Requirements — Examine the material below. Gather every line in which the string "title" appears.

The input —
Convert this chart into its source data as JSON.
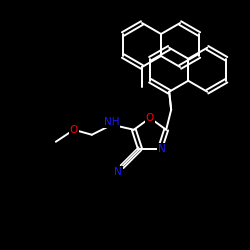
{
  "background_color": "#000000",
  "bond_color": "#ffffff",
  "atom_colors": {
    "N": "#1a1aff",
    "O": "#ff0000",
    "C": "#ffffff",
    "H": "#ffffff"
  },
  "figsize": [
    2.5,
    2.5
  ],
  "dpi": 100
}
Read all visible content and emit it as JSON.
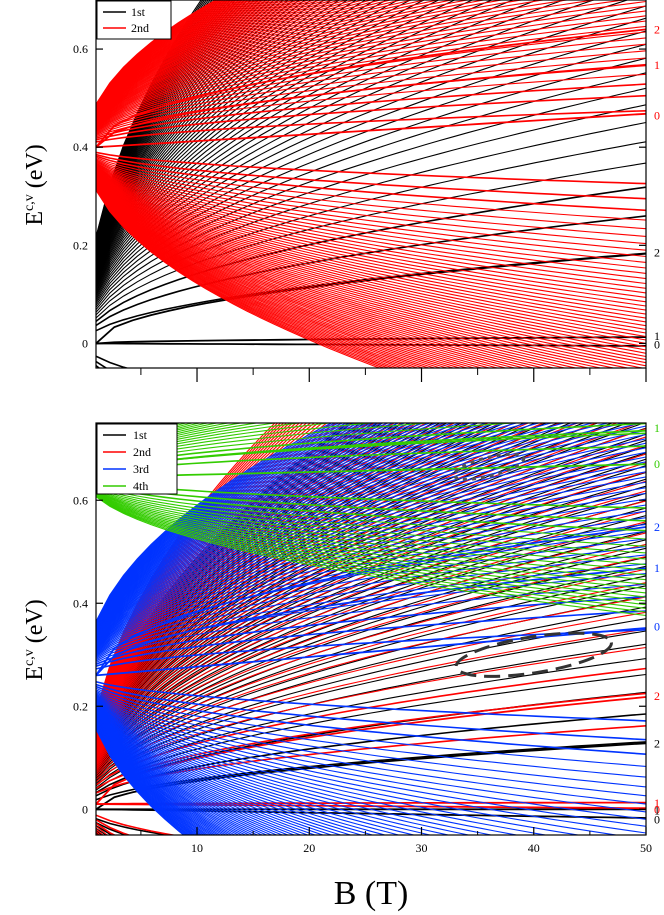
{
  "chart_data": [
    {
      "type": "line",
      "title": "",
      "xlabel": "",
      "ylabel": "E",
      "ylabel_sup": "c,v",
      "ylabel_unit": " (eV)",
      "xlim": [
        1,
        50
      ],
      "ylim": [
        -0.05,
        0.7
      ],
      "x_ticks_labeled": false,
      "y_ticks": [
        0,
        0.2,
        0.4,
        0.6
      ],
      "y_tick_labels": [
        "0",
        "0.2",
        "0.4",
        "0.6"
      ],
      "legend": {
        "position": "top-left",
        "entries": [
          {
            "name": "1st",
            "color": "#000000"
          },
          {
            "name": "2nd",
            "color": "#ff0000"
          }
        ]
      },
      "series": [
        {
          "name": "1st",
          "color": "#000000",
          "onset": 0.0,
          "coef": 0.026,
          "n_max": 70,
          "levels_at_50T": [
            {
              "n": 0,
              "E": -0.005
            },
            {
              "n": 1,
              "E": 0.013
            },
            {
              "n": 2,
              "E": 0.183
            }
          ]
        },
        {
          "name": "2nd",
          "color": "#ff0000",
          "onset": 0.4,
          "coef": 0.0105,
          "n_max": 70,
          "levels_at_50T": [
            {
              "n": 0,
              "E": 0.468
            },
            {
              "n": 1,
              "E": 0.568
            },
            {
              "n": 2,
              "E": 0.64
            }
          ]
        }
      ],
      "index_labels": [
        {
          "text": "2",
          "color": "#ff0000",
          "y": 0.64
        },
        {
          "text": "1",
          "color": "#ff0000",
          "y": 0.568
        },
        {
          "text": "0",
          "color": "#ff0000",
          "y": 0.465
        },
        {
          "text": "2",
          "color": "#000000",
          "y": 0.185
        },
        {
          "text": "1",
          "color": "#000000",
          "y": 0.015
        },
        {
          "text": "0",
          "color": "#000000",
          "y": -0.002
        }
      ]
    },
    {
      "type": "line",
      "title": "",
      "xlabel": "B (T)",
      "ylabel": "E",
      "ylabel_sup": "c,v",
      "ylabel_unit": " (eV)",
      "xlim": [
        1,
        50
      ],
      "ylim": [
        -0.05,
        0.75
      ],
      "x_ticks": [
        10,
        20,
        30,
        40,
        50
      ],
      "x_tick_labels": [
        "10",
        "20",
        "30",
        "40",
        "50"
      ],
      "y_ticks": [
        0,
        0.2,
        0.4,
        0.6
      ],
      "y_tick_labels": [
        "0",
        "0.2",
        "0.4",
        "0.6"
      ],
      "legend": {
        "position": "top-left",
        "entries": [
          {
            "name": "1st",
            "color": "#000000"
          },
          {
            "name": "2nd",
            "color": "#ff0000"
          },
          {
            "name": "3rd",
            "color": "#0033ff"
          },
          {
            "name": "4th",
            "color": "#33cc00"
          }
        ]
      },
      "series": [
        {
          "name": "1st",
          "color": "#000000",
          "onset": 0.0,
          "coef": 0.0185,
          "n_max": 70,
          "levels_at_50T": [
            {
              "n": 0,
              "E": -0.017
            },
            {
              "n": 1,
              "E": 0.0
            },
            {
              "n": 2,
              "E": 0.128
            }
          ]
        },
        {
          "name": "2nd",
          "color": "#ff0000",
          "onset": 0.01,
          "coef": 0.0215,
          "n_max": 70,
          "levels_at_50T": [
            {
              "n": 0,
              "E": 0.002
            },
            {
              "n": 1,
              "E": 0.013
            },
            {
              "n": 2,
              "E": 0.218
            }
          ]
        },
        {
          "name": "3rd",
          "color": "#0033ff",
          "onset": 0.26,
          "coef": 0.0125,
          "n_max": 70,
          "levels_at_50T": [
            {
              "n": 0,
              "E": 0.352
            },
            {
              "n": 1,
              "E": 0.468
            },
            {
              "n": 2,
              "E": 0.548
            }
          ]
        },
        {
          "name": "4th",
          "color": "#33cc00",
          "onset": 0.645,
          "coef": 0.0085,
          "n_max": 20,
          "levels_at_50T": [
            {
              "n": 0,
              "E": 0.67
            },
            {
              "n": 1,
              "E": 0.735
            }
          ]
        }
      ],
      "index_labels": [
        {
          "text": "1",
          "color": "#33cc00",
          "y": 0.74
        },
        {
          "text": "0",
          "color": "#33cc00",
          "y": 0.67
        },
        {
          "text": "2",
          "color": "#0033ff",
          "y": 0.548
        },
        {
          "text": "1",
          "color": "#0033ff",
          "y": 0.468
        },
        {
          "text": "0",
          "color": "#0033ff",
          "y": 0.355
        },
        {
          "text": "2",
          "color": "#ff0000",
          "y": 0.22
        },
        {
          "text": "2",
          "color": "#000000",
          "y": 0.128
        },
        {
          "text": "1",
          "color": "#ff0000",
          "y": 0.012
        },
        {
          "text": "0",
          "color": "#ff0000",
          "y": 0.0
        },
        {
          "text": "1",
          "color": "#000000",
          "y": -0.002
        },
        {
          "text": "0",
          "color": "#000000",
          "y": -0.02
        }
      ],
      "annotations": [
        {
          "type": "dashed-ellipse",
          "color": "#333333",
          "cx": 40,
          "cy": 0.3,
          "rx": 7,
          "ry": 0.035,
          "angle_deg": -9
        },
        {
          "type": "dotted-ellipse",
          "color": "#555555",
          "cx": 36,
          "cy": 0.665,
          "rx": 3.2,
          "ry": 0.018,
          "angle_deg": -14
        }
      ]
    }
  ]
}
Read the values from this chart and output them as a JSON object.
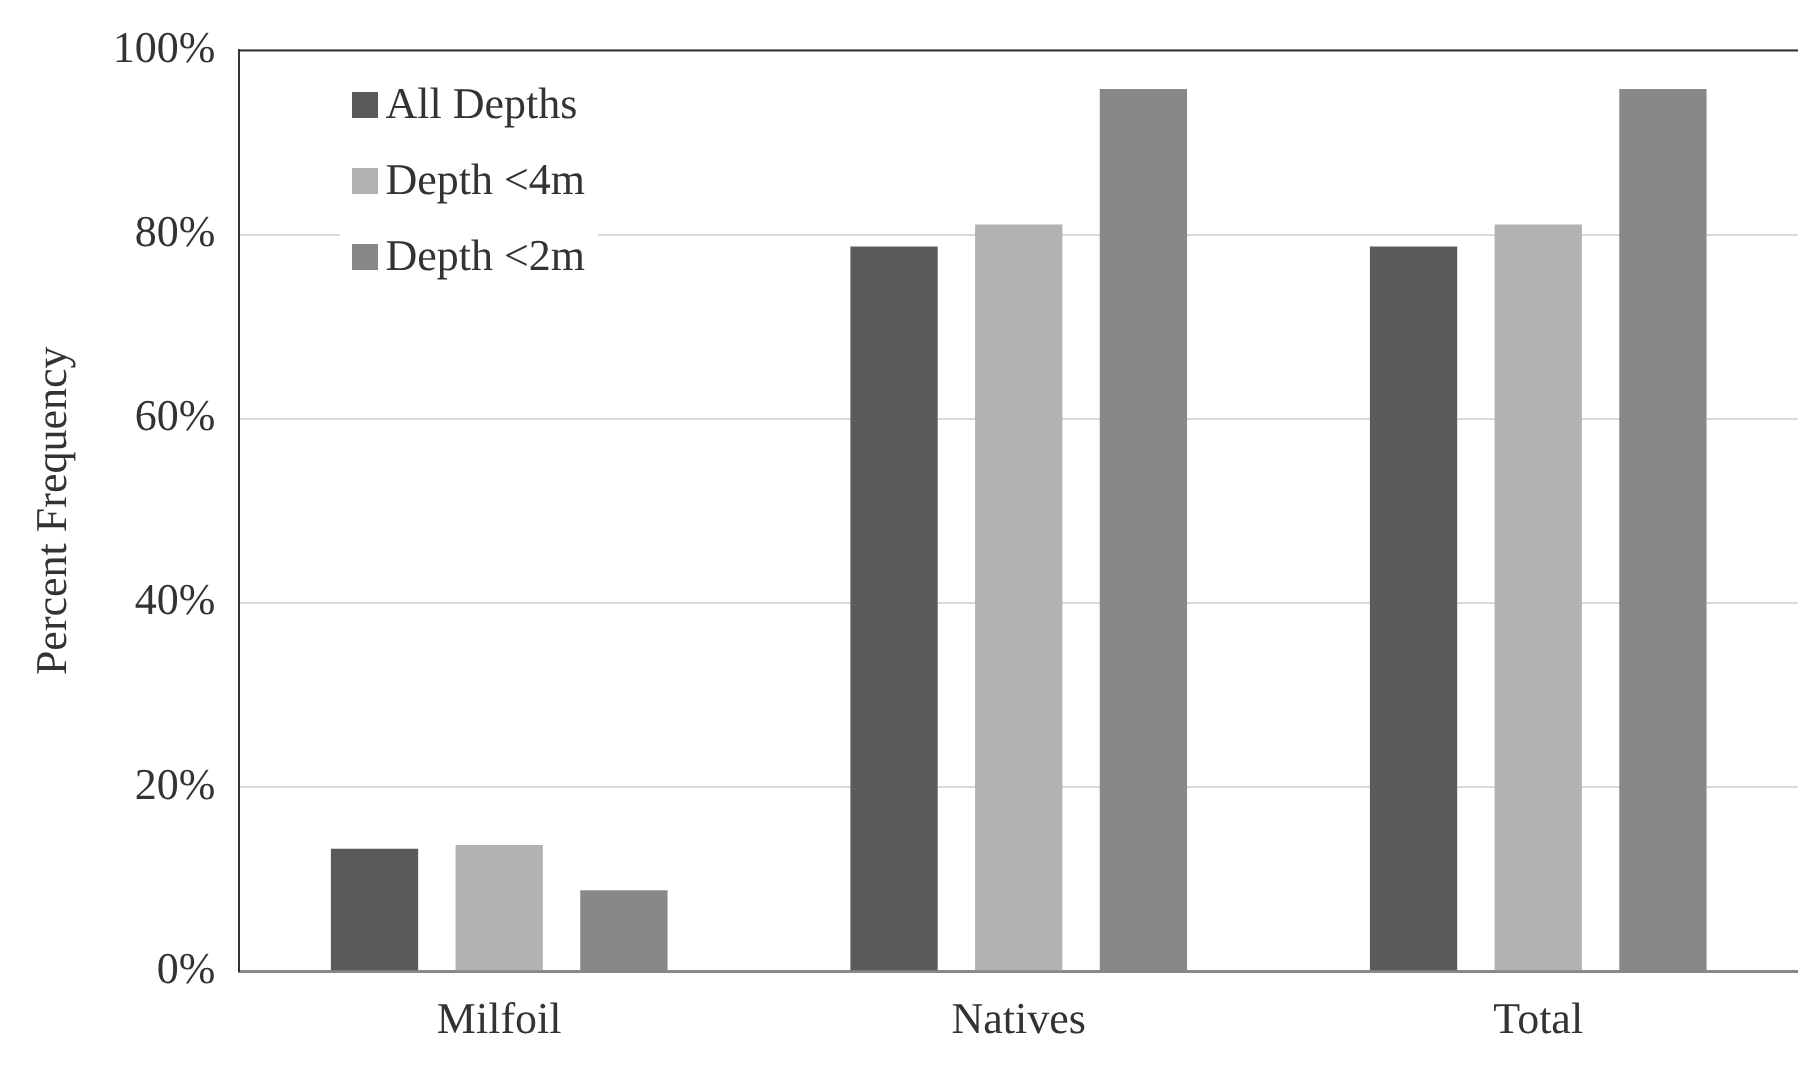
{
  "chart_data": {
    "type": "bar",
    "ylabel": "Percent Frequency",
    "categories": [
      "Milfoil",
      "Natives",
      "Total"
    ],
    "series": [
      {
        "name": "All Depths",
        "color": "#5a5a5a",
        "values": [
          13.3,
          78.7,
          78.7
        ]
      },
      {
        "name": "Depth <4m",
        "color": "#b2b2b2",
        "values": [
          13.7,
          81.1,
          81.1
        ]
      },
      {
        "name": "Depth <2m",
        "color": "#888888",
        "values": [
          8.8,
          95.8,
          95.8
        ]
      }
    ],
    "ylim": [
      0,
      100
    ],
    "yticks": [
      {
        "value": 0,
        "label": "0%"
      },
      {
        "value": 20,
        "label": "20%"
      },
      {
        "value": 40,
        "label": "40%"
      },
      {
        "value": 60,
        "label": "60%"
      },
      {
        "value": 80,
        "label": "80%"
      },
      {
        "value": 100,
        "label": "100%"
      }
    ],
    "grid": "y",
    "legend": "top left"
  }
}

* * *

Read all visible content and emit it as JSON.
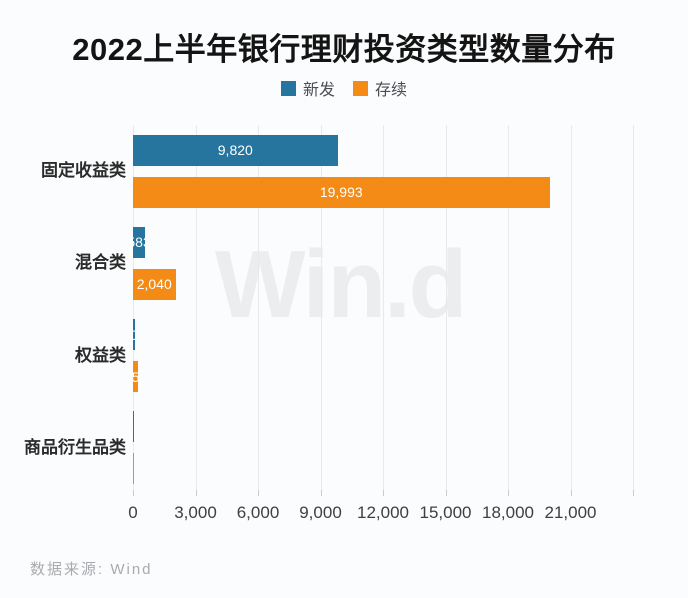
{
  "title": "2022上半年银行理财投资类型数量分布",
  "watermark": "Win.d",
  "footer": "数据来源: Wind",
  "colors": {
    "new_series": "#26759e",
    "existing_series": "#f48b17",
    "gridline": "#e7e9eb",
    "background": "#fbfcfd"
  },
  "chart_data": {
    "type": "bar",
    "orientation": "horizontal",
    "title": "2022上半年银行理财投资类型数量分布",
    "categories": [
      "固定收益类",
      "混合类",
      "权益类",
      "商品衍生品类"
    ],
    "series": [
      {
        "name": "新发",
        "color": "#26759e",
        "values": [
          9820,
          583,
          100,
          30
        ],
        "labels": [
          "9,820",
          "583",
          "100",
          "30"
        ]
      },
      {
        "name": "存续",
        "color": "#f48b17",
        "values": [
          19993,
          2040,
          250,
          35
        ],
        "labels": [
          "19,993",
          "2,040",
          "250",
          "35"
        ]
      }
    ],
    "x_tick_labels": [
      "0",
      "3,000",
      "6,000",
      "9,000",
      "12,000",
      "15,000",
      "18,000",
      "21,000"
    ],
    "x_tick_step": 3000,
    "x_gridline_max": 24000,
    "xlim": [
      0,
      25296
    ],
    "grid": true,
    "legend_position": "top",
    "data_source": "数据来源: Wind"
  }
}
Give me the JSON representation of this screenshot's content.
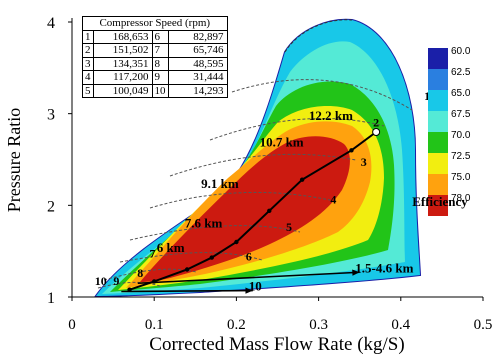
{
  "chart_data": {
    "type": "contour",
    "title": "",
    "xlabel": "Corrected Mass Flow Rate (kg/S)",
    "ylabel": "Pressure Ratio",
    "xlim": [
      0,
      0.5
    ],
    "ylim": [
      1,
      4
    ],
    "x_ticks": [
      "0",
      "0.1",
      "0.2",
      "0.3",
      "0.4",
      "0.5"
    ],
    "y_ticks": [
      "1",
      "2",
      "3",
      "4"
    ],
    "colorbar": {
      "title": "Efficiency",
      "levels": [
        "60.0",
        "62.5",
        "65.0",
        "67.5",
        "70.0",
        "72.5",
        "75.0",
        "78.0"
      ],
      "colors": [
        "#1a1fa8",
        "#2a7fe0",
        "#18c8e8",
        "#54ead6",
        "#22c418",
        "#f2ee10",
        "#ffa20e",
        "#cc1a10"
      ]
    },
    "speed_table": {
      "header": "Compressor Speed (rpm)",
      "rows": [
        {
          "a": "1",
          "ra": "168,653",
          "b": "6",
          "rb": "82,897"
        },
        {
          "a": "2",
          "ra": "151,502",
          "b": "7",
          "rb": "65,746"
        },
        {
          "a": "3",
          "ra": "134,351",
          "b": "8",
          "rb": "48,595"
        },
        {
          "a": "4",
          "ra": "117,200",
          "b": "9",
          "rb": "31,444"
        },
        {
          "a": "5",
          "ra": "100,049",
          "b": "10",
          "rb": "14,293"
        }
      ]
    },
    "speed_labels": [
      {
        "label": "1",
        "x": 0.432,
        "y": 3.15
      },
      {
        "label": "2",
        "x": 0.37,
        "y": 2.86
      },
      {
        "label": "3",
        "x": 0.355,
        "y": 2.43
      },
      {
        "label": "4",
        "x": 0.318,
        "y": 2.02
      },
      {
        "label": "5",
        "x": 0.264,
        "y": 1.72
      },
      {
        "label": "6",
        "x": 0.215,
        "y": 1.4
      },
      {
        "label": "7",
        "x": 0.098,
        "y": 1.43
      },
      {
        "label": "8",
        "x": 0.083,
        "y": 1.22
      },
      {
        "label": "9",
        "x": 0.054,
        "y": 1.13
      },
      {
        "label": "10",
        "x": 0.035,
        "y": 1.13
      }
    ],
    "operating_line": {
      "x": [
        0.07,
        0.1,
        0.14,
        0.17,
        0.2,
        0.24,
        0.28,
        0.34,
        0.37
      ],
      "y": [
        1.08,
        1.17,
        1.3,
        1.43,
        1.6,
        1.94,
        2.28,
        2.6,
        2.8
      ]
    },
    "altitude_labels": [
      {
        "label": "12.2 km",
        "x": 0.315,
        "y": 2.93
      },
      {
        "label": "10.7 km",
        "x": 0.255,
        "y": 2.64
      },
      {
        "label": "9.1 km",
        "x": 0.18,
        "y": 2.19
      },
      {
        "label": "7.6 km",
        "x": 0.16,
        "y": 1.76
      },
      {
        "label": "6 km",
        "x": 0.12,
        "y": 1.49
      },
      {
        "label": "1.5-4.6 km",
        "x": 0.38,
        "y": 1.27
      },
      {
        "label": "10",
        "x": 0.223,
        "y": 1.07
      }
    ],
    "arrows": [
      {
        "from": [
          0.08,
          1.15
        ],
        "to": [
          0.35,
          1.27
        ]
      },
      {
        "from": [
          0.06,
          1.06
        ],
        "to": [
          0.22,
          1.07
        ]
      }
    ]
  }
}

Result —
      "title": "",
      "title": "",
  "title": "2022上半年银行理财投资类型数量分布",
    "title": "2022上半年银行理财投资类型数量分布",
    "title": "",
      "title": "Efficiency",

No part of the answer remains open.